** Start of LISTED ENTRIES **
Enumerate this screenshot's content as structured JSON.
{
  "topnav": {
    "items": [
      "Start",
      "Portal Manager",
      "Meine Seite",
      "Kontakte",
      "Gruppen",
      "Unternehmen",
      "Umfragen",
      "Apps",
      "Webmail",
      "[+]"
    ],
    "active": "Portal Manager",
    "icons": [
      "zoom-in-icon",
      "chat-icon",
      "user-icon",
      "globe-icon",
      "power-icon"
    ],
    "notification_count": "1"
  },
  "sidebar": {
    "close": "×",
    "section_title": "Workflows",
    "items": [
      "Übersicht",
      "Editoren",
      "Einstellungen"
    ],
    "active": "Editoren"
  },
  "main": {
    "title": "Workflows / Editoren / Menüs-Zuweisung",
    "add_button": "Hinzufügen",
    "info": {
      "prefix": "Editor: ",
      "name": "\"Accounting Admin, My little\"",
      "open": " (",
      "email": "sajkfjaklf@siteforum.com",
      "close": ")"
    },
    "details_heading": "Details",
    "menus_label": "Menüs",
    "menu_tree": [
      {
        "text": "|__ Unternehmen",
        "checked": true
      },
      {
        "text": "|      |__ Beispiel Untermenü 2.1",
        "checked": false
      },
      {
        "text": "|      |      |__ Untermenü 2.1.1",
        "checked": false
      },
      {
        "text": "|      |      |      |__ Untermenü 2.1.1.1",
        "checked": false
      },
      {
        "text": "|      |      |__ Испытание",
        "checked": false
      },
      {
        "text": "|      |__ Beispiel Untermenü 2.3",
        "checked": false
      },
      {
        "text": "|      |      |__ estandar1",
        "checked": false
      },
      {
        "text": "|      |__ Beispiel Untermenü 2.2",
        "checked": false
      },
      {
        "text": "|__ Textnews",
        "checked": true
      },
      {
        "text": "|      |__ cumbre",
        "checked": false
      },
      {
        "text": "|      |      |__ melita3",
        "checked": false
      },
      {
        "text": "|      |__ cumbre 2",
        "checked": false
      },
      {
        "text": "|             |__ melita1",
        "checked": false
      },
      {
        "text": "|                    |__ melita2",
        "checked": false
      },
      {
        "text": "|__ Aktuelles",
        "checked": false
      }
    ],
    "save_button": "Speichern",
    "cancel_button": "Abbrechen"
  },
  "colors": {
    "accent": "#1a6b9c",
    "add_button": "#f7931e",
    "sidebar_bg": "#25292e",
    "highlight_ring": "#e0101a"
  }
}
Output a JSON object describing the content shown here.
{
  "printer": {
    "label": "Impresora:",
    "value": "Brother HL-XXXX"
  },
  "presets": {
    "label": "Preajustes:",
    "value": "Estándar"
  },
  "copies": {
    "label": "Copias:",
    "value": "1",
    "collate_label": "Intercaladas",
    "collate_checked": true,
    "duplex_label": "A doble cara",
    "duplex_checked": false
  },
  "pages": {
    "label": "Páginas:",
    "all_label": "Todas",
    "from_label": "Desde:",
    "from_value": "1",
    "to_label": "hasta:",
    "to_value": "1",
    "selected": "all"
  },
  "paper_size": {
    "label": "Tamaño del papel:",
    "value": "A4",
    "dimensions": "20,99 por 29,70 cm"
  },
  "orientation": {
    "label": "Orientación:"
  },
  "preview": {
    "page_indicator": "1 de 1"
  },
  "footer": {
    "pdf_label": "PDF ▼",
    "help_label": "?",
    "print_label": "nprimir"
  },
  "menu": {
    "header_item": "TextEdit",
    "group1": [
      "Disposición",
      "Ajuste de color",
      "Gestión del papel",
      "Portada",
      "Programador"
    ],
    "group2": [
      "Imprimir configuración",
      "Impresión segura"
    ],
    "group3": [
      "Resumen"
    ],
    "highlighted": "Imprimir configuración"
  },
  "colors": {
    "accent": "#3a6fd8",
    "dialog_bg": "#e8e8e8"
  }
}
** End of LISTED ENTRIES **
SHORT PROBLEM
Every line that holds the word "Imprimir" should be extracted.

WORKED SOLUTION
      "Imprimir configuración",
    "highlighted": "Imprimir configuración"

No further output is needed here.